Take each line containing "Server" and report it exactly as written.

+++ Data for this task +++

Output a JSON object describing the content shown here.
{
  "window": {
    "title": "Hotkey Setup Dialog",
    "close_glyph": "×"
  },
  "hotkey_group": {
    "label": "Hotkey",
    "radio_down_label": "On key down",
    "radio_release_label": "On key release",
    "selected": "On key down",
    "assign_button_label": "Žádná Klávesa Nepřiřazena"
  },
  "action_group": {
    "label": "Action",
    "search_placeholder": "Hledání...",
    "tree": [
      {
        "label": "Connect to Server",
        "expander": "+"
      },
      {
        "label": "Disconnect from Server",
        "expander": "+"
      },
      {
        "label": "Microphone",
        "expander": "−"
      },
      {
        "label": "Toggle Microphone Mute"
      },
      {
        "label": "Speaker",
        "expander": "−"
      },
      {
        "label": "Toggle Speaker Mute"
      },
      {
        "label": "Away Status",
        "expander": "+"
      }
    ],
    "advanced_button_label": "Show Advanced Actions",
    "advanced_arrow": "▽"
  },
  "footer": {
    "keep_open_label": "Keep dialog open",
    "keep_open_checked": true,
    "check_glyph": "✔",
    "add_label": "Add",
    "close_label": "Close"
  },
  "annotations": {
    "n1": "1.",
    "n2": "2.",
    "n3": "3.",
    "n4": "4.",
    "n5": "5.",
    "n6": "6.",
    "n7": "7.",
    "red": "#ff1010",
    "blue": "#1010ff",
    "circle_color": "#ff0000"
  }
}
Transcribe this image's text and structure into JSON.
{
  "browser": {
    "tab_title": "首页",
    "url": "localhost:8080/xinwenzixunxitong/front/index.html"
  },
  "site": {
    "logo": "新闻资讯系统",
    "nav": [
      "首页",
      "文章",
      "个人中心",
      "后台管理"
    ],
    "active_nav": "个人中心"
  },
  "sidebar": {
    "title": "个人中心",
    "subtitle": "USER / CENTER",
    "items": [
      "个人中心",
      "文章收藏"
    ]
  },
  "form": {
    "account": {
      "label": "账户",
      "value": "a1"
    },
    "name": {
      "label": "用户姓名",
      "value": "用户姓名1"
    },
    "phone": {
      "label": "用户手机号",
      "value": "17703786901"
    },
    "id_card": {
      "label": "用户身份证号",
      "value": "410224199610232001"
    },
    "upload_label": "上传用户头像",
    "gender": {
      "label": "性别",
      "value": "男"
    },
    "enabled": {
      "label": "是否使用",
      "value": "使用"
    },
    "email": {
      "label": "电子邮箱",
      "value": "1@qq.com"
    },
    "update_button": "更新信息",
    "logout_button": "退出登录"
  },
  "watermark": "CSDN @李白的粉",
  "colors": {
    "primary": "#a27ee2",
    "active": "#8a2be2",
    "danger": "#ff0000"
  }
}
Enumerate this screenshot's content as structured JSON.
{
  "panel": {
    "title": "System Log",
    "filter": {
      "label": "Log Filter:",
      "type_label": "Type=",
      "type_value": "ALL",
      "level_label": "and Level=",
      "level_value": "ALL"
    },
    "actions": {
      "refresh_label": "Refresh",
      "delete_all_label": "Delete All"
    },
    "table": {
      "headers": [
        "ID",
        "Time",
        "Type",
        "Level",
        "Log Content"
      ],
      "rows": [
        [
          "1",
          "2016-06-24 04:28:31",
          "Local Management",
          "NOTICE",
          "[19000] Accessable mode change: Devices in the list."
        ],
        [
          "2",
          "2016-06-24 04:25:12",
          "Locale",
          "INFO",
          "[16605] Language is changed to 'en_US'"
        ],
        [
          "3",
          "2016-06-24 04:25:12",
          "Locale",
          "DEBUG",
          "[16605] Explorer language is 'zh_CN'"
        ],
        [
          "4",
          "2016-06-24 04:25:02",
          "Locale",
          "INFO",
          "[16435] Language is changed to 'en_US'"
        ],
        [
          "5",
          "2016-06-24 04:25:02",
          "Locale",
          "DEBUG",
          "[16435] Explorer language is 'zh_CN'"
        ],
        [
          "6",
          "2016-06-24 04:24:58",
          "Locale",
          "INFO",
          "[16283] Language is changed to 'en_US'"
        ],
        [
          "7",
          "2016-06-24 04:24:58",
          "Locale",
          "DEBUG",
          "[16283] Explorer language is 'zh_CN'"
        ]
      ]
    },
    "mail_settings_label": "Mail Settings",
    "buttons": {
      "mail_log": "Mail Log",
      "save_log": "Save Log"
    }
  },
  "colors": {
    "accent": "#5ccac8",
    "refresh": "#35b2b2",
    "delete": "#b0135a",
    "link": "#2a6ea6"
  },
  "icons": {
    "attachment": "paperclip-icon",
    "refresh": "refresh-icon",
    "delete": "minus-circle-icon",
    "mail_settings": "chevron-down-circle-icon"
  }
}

+++

Output ::
        "label": "Connect to Server",
        "label": "Disconnect from Server",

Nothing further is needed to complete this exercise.